▶ **Task goal**:
Check the listing below for lines with the word "only" and say how many there are, with nothing but the number.

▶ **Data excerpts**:
───

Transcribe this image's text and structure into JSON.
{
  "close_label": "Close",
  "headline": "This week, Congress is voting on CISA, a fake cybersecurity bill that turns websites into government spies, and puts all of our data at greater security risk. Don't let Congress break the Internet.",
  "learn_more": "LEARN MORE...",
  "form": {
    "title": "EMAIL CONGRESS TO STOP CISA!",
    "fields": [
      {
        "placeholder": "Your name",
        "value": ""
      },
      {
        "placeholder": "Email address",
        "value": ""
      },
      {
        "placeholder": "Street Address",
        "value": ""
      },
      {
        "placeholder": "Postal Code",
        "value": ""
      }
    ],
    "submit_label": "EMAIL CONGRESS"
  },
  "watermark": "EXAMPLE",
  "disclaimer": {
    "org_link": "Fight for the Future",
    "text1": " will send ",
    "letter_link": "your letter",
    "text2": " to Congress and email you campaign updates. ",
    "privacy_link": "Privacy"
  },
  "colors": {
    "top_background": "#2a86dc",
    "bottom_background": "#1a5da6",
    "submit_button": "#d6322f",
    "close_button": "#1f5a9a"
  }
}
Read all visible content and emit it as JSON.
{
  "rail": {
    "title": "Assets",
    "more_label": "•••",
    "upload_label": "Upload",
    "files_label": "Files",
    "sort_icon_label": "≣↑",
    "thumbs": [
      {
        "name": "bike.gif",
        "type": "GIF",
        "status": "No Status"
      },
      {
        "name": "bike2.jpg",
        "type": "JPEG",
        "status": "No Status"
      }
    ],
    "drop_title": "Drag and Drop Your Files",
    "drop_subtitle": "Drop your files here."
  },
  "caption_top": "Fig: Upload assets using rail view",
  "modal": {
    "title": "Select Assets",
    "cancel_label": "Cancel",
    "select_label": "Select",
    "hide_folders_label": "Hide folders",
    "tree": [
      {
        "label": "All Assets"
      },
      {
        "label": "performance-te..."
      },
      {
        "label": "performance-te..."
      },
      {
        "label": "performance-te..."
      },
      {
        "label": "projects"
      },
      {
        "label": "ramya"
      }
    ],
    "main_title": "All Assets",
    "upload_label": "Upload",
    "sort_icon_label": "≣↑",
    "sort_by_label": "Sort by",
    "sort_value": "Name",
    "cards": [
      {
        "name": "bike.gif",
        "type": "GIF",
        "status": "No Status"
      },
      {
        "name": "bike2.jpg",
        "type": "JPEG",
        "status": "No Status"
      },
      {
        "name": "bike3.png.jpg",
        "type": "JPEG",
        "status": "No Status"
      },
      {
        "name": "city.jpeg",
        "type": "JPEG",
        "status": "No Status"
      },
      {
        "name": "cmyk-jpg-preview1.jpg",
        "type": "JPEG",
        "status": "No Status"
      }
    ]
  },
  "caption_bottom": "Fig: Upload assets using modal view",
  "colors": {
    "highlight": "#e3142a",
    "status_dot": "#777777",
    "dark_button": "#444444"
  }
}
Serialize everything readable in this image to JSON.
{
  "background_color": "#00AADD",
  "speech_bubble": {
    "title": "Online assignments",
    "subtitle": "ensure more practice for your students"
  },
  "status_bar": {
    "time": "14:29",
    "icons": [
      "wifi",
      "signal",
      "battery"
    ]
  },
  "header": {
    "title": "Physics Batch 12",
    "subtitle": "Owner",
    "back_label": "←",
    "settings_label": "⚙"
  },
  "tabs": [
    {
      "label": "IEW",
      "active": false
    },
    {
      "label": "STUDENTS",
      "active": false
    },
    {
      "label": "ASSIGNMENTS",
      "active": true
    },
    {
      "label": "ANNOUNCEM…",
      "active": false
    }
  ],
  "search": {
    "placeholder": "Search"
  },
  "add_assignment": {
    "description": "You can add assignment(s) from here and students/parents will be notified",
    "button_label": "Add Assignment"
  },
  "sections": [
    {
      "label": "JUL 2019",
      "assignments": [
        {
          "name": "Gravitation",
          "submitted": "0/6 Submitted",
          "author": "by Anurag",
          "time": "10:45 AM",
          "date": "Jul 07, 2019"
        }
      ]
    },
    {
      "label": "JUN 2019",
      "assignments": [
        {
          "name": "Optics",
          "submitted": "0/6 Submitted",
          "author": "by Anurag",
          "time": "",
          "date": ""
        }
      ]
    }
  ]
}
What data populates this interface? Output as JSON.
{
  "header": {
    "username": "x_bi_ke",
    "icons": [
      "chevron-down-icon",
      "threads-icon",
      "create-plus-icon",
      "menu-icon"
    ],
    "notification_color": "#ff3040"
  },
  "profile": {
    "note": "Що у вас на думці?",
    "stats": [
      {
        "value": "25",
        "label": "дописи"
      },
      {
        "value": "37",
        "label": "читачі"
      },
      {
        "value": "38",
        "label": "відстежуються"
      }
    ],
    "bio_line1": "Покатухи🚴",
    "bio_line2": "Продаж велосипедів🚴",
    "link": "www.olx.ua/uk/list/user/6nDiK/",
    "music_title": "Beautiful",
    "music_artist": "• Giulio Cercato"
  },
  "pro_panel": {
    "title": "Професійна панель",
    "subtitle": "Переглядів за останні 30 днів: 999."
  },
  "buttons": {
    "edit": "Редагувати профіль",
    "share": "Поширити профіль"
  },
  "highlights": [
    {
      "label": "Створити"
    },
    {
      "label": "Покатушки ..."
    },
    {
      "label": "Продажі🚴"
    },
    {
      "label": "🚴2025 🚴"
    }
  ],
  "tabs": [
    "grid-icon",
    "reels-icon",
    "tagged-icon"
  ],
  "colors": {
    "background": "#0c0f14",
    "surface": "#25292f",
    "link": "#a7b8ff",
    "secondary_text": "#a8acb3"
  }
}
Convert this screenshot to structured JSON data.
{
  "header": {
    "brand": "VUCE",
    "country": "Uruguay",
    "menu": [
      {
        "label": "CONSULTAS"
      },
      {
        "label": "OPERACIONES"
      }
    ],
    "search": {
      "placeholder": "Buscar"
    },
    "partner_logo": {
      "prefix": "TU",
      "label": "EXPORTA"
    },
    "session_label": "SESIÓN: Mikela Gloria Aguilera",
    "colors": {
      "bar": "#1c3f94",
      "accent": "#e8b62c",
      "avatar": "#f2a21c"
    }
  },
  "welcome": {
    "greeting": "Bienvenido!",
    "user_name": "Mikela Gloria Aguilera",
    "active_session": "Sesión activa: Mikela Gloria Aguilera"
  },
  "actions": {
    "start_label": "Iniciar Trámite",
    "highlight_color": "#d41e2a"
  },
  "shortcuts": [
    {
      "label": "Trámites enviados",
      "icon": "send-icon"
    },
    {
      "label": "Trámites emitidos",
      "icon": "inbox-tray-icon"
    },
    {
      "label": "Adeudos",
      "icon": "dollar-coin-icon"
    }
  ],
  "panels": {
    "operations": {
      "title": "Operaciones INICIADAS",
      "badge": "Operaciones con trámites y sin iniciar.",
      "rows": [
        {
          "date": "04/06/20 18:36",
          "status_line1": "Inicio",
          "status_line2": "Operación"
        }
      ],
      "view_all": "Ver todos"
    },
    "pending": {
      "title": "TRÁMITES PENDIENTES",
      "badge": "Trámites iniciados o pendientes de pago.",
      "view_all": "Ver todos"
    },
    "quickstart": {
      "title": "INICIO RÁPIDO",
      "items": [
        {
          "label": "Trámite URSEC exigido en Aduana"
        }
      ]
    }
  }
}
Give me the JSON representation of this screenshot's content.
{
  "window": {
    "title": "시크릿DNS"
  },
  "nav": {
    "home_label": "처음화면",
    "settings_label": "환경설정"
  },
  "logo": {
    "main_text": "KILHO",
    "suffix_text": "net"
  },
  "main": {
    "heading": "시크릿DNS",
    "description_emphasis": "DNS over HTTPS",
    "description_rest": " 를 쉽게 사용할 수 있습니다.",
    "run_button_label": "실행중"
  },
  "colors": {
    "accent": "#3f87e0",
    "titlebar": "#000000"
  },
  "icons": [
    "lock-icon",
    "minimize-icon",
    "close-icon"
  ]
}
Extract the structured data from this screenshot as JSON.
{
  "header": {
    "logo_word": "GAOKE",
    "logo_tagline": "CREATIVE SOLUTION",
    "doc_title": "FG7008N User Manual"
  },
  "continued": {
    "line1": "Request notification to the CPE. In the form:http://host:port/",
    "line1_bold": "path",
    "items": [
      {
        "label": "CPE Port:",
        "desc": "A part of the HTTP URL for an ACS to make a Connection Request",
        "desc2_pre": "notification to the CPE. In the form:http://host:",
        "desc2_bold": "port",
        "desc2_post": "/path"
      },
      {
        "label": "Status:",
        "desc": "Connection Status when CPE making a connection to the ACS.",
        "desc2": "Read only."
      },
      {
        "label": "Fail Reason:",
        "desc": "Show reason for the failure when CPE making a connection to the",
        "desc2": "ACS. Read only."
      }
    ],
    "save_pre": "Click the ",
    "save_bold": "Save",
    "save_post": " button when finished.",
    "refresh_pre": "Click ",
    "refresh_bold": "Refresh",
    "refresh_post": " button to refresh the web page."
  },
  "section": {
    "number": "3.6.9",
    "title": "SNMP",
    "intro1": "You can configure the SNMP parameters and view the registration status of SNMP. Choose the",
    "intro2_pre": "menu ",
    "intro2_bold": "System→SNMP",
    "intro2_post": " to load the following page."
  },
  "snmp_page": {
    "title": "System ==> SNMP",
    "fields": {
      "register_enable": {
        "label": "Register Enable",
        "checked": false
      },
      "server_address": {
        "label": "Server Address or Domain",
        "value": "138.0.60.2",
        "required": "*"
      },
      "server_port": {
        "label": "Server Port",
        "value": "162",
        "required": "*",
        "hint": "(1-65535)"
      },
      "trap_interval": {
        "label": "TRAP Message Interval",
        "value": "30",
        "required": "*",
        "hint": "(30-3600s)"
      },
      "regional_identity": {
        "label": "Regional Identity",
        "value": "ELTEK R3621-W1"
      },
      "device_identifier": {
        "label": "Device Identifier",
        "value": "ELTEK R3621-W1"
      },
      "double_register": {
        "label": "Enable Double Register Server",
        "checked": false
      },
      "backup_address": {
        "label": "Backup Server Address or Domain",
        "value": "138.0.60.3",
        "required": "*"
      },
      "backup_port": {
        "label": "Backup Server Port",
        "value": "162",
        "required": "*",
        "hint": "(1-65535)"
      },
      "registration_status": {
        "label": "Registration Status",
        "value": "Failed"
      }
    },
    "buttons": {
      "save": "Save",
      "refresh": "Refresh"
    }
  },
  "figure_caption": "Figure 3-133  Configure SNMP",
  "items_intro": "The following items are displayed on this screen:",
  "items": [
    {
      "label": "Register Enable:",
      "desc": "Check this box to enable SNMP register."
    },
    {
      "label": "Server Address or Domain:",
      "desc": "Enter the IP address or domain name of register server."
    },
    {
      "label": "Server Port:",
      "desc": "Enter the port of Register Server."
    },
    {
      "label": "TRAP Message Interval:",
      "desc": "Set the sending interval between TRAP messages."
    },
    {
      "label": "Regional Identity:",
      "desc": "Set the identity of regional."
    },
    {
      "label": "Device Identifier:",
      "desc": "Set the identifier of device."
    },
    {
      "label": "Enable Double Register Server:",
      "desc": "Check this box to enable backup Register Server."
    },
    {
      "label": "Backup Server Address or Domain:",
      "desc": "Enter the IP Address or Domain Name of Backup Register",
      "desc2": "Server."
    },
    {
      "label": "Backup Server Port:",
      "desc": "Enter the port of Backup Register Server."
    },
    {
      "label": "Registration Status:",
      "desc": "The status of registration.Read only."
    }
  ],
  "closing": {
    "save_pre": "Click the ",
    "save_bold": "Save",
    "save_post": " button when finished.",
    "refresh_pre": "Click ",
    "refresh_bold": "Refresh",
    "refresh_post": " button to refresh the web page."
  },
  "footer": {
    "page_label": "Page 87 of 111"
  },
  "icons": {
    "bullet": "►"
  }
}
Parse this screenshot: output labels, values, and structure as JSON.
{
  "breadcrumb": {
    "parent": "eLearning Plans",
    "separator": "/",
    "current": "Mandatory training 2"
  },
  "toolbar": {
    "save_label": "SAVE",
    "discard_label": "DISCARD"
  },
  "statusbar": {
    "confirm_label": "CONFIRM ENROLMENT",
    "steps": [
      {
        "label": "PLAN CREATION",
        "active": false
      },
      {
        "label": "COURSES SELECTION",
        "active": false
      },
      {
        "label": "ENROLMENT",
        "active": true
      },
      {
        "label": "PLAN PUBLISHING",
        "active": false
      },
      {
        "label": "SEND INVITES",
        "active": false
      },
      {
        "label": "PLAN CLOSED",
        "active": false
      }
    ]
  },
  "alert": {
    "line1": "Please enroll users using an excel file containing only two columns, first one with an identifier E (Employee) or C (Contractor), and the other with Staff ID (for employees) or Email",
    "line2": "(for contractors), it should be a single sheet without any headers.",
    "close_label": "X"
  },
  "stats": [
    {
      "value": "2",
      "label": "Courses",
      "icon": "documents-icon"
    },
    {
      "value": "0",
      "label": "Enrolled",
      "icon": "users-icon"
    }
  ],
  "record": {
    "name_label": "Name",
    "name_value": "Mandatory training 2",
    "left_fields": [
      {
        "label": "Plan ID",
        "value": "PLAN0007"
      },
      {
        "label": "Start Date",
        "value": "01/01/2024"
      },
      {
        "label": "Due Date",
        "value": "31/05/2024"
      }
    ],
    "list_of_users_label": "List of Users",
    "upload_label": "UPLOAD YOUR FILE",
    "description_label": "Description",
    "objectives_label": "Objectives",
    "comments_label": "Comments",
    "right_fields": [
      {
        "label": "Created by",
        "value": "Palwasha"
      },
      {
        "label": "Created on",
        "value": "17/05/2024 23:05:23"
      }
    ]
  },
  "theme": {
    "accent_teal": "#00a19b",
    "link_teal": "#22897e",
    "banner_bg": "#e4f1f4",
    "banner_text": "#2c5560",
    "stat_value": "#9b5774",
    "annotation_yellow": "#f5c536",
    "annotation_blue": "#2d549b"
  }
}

───

▶ **Result for this task**:
4